WORK TO BE COMPLETED: Determine the number of lines containing the word "JSON". Reply with it and nothing else.

* Start SUPPLIED MATERIAL *

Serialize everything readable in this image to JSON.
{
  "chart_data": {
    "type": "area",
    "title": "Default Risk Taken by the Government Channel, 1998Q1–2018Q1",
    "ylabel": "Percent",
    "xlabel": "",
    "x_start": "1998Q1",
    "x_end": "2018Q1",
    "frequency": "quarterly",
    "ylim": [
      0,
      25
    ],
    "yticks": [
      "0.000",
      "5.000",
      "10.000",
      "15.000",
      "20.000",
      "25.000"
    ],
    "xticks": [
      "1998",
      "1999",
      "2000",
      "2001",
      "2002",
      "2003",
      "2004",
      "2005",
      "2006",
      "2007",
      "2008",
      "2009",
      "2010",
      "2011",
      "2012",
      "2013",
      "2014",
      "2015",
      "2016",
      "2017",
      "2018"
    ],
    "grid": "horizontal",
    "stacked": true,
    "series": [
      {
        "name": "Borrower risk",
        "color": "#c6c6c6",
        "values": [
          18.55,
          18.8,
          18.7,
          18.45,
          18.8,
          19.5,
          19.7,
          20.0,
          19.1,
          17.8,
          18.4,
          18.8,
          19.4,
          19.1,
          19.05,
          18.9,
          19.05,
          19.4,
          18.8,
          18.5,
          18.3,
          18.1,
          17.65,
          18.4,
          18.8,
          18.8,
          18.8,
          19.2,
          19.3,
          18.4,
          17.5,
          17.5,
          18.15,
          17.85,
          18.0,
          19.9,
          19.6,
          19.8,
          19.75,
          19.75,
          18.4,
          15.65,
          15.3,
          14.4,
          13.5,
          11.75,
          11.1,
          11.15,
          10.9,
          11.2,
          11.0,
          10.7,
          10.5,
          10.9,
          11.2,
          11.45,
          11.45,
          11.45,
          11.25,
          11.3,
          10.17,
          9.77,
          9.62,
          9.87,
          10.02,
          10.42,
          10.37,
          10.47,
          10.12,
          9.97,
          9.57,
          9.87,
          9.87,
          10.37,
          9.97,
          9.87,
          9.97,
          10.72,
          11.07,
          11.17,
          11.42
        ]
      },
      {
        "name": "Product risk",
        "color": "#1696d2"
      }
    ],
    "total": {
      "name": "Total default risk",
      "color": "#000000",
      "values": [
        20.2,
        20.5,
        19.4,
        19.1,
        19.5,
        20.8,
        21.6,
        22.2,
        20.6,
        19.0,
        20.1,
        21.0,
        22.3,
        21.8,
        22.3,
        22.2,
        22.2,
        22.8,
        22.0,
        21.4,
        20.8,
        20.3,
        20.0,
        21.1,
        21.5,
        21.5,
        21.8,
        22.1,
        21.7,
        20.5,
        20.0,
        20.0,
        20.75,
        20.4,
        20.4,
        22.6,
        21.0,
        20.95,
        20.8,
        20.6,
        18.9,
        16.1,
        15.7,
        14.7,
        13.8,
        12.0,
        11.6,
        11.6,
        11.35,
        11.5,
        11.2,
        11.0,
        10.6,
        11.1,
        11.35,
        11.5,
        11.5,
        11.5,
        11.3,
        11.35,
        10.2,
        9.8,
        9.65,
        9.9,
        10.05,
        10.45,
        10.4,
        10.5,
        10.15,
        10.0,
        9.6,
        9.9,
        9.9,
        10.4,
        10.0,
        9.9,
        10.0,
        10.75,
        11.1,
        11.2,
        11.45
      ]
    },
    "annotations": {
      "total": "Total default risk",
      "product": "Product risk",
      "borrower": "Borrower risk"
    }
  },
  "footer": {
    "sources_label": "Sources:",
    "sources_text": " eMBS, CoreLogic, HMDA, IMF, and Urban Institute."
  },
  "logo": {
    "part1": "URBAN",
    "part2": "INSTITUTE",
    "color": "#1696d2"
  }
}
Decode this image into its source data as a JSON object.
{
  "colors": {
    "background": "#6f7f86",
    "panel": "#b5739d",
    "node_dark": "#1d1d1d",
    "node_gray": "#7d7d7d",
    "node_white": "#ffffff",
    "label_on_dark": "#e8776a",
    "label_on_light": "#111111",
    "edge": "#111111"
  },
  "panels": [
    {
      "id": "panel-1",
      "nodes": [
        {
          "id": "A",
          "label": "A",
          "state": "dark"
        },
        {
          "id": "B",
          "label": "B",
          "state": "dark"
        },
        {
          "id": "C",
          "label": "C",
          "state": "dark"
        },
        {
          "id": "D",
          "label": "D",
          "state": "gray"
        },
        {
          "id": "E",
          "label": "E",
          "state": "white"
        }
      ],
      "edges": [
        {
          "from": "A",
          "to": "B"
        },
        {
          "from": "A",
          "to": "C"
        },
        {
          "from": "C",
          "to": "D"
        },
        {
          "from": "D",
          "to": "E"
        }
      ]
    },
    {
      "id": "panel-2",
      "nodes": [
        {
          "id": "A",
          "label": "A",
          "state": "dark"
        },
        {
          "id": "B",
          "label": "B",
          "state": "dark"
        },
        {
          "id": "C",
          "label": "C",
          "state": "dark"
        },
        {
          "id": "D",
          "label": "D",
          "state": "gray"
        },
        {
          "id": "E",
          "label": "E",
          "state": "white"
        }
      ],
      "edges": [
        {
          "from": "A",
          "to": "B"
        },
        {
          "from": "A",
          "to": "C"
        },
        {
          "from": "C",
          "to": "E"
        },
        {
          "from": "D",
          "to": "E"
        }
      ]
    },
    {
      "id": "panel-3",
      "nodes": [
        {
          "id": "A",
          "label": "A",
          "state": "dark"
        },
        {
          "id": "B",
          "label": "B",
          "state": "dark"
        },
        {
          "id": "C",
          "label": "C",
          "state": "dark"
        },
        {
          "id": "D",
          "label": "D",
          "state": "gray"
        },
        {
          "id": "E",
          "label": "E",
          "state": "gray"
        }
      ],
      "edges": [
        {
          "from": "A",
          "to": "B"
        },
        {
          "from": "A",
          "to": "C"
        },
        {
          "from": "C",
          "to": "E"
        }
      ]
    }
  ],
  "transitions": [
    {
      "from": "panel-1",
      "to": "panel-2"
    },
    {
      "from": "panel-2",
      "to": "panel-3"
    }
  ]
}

* End SUPPLIED MATERIAL *

EXPECTED ANSWER: 2